* _Stated exercise_:
Repeat the data word for word. Do not include the pictures.

* _Data in this exercise_:
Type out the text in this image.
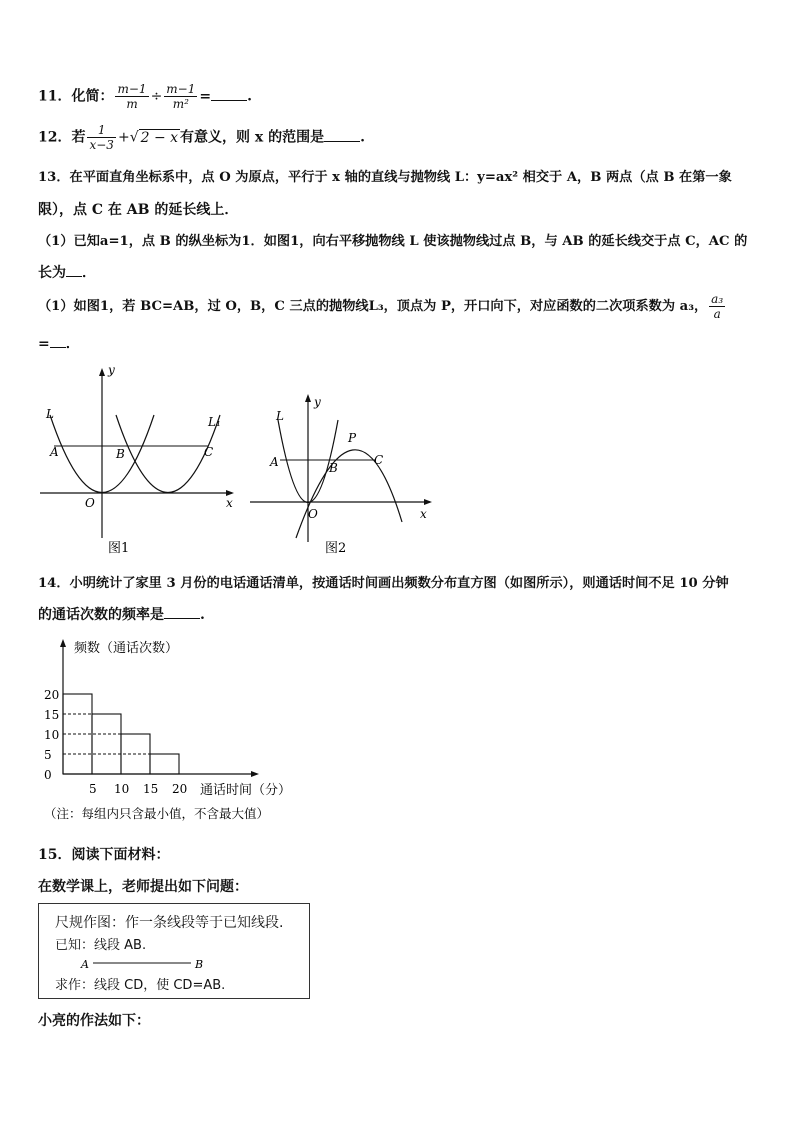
11．化简： $\frac{m-1}{m} \div \frac{m-1}{\text{m²}}$ =	.
12．若 $\frac{1}{x-3}$ +√ 2 − x 有意义，则 x 的范围是	.
13．在平面直角坐标系中，点 O 为原点，平行于 x 轴的直线与抛物线 L：y=ax² 相交于 A，B 两点（点 B 在第一象
限），点 C 在 AB 的延长线上．
（1）已知a=1，点 B 的纵坐标为1．如图1，向右平移抛物线 L 使该抛物线过点 B，与 AB 的延长线交于点 C，AC 的
长为 ．
（1）如图1，若 BC=AB，过 O，B，C 三点的抛物线L₃，顶点为 P，开口向下，对应函数的二次项系数为 a₃， $\frac{\text{a₃}}{a}$
= ．
y
x
O
L
L₁
A	B	C
图1
y
x
O
L
A	B
P
C
图2
14．小明统计了家里 3 月份的电话通话清单，按通话时间画出频数分布直方图（如图所示），则通话时间不足 10 分钟
的通话次数的频率是	.
频数（通话次数）
通话时间（分）
（注：每组内只含最小值，不含最大值）
0
5
10
15
20
5 10 15 20
15．阅读下面材料：
在数学课上，老师提出如下问题：
尺规作图：作一条线段等于已知线段.
已知：线段 AB.
A	B
求作：线段 CD，使 CD=AB.
小亮的作法如下：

* _Response for this exercise_:
Type out the text in this image.
11．化简： $\frac{m-1}{m} \div \frac{m-1}{\text{m²}}$ =	.
12．若 $\frac{1}{x-3}$ +√ 2 − x 有意义，则 x 的范围是	.
13．在平面直角坐标系中，点 O 为原点，平行于 x 轴的直线与抛物线 L：y=ax² 相交于 A，B 两点（点 B 在第一象
限），点 C 在 AB 的延长线上．
（1）已知a=1，点 B 的纵坐标为1．如图1，向右平移抛物线 L 使该抛物线过点 B，与 AB 的延长线交于点 C，AC 的
长为 ．
（1）如图1，若 BC=AB，过 O，B，C 三点的抛物线L₃，顶点为 P，开口向下，对应函数的二次项系数为 a₃， $\frac{\text{a₃}}{a}$
= ．
y
x
O
L
L₁
A	B	C
图1
y
x
O
L
A	B
P
C
图2
14．小明统计了家里 3 月份的电话通话清单，按通话时间画出频数分布直方图（如图所示），则通话时间不足 10 分钟
的通话次数的频率是	.
频数（通话次数）
通话时间（分）
（注：每组内只含最小值，不含最大值）
0
5
10
15
20
5 10 15 20
15．阅读下面材料：
在数学课上，老师提出如下问题：
尺规作图：作一条线段等于已知线段.
已知：线段 AB.
A	B
求作：线段 CD，使 CD=AB.
小亮的作法如下：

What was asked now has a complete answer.